### Exercise tasks
1) Reproduce the part of the chez-stats post between "Recently, I switched" and "library was born.", inclusive.
2) In one to three sentences, explain why, according to the chez-stats post, the library came to include procedures for calculating mean and variance.

### Reading passage
Recently, I switched from learning Racket to Chez Scheme. I wanted to try to repeat some of my previous Racket exercises in Chez Scheme, but quickly ran into a barrier when my first choice required drawing random variates from a normal distribution. I looked for existing Chez Scheme libraries but came up empty. I considered SRFI 27: Sources of Random Bits, which includes example code for generating random numbers from a normal distribution, and reached out for guidance. Ultimately, I decided that it would be a good exercise to write a library for generating random variates from different distributions. As I started to write the random variate procedures, I realized that I minimally needed procedures for calculating mean and variance to test the output of the random variate procedures. And, thus, the scope of the library started to expand and the chez-stats library was born.

Writing chez-stats has been a great learning experience. Even though I have lots of applied statistics experience, I had no idea that accurately calculating sample variance is challenging or that there are nine algorithms to choose from when using quantile in R [1] (and also in chez-stats).

When I was choosing a new programming language to learn, I did not make the size of the package ecosystem a key consideration, but, in retrospect, I think it was clearly a factor in choosing Racket. And, as I started to switch my attention to Chez Scheme, I had several moments where I almost went running back to Racket when faced with the lack of third-party libraries for Chez Scheme. I'm not keen on reinventing the wheel, but I previously underestimated how valuable that experience could be [2]. As I gain experience with Chez Scheme, it will be interesting to see if I continue to value writing my own libraries [3] or start to lament the lack of libraries.

### Data shown
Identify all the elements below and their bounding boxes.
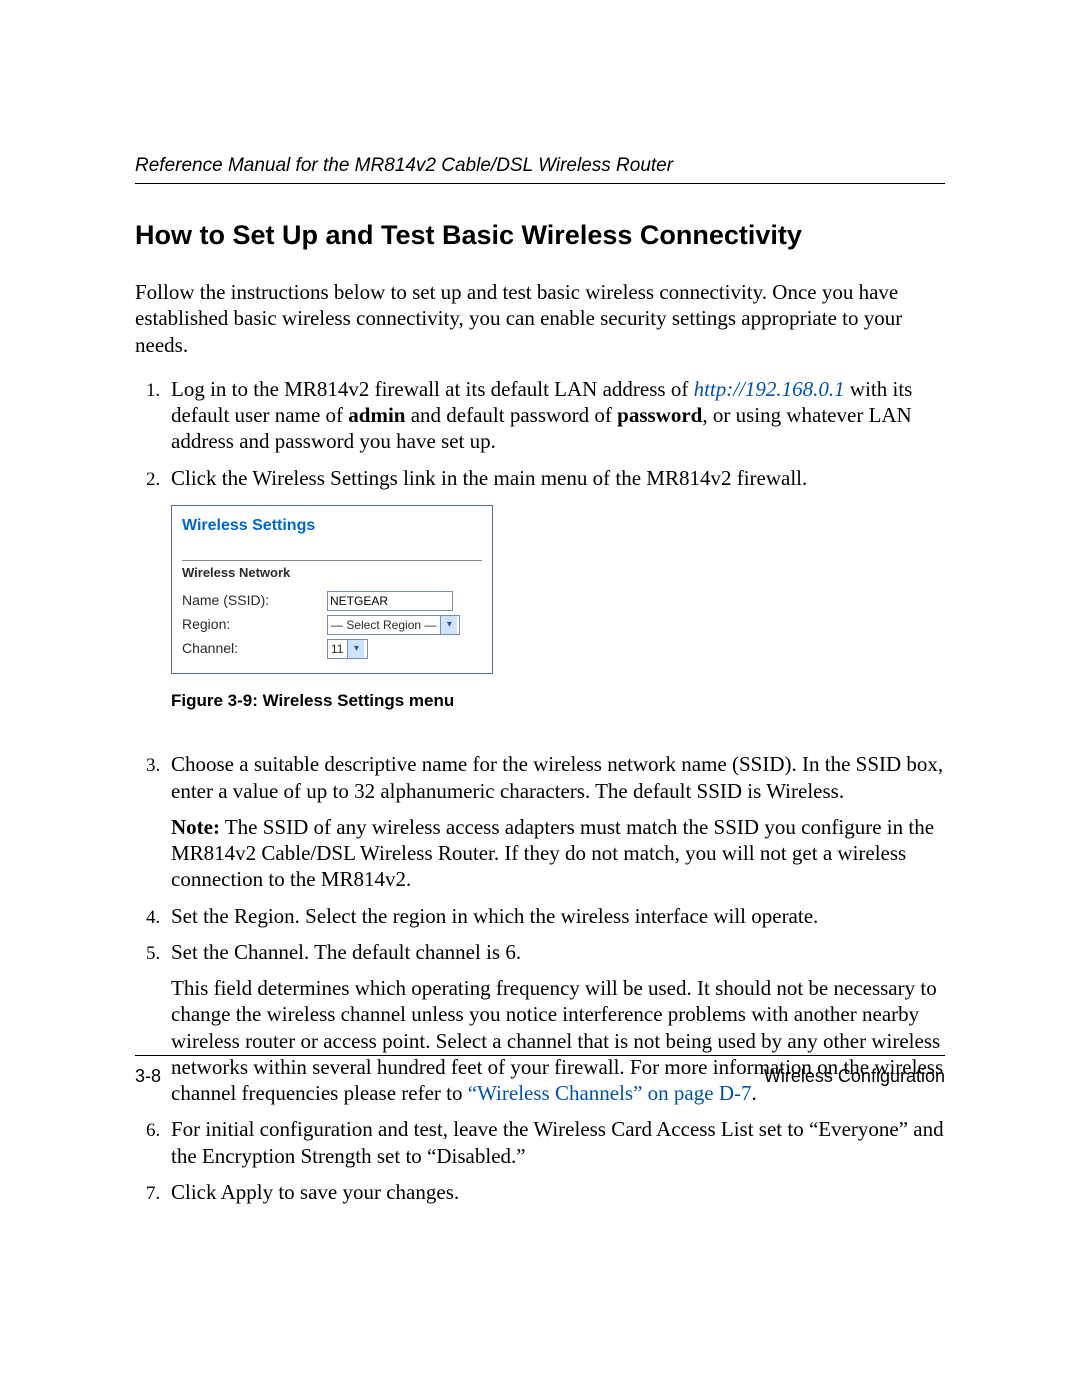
wireless-settings-panel: Wireless Settings Wireless Network Name … — [171, 505, 493, 674]
step-1-text-mid2: and default password of — [405, 403, 617, 427]
region-row: Region: — Select Region — ▾ — [182, 615, 482, 635]
manual-page: Reference Manual for the MR814v2 Cable/D… — [0, 0, 1080, 1397]
channel-select[interactable]: 11 ▾ — [327, 639, 368, 659]
note-label: Note: — [171, 815, 220, 839]
figure-3-9: Wireless Settings Wireless Network Name … — [171, 505, 945, 712]
chevron-down-icon: ▾ — [440, 616, 457, 634]
chapter-title: Wireless Configuration — [764, 1066, 945, 1087]
step-2-text: Click the Wireless Settings link in the … — [171, 466, 807, 490]
step-3-p1: Choose a suitable descriptive name for t… — [171, 752, 943, 802]
lan-address-link[interactable]: http://192.168.0.1 — [694, 377, 845, 401]
step-6: For initial configuration and test, leav… — [165, 1116, 945, 1169]
chevron-down-icon: ▾ — [347, 640, 364, 658]
step-4-text: Set the Region. Select the region in whi… — [171, 904, 818, 928]
step-3: Choose a suitable descriptive name for t… — [165, 751, 945, 892]
step-1-text-pre: Log in to the MR814v2 firewall at its de… — [171, 377, 694, 401]
step-5-p1: Set the Channel. The default channel is … — [171, 940, 521, 964]
panel-section-heading: Wireless Network — [182, 560, 482, 587]
intro-paragraph: Follow the instructions below to set up … — [135, 279, 945, 358]
panel-title: Wireless Settings — [182, 516, 482, 536]
region-label: Region: — [182, 616, 327, 634]
default-password: password — [617, 403, 702, 427]
page-footer: 3-8 Wireless Configuration — [135, 1055, 945, 1087]
page-number: 3-8 — [135, 1066, 161, 1087]
page-title: How to Set Up and Test Basic Wireless Co… — [135, 220, 945, 251]
footer-rule — [135, 1055, 945, 1056]
region-select-value: — Select Region — — [331, 618, 440, 633]
ssid-label: Name (SSID): — [182, 592, 327, 610]
region-select[interactable]: — Select Region — ▾ — [327, 615, 460, 635]
step-3-note: Note: The SSID of any wireless access ad… — [171, 814, 945, 893]
channel-label: Channel: — [182, 640, 327, 658]
step-2: Click the Wireless Settings link in the … — [165, 465, 945, 712]
header-rule — [135, 183, 945, 184]
channel-select-value: 11 — [331, 642, 347, 657]
step-1: Log in to the MR814v2 firewall at its de… — [165, 376, 945, 455]
step-4: Set the Region. Select the region in whi… — [165, 903, 945, 929]
note-body: The SSID of any wireless access adapters… — [171, 815, 934, 892]
ssid-input[interactable] — [327, 591, 453, 611]
figure-caption: Figure 3-9: Wireless Settings menu — [171, 690, 945, 711]
channel-row: Channel: 11 ▾ — [182, 639, 482, 659]
step-7-text: Click Apply to save your changes. — [171, 1180, 459, 1204]
step-6-text: For initial configuration and test, leav… — [171, 1117, 944, 1167]
default-username: admin — [348, 403, 405, 427]
running-head: Reference Manual for the MR814v2 Cable/D… — [135, 155, 945, 177]
step-7: Click Apply to save your changes. — [165, 1179, 945, 1205]
ssid-row: Name (SSID): — [182, 591, 482, 611]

### Task responses
1)
Recently, I switched from learning Racket to Chez Scheme. I wanted to try to repeat some of my previous Racket exercises in Chez Scheme, but quickly ran into a barrier when my first choice required drawing random variates from a normal distribution. I looked for existing Chez Scheme libraries but came up empty. I considered SRFI 27: Sources of Random Bits, which includes example code for generating random numbers from a normal distribution, and reached out for guidance. Ultimately, I decided that it would be a good exercise to write a library for generating random variates from different distributions. As I started to write the random variate procedures, I realized that I minimally needed procedures for calculating mean and variance to test the output of the random variate procedures. And, thus, the scope of the library started to expand and the chez-stats library was born.

2) Writing the random variate procedures required, at a minimum, procedures for calculating mean and variance so that their output could be tested. Because of this, the library grew beyond random variates, and chez-stats was the result.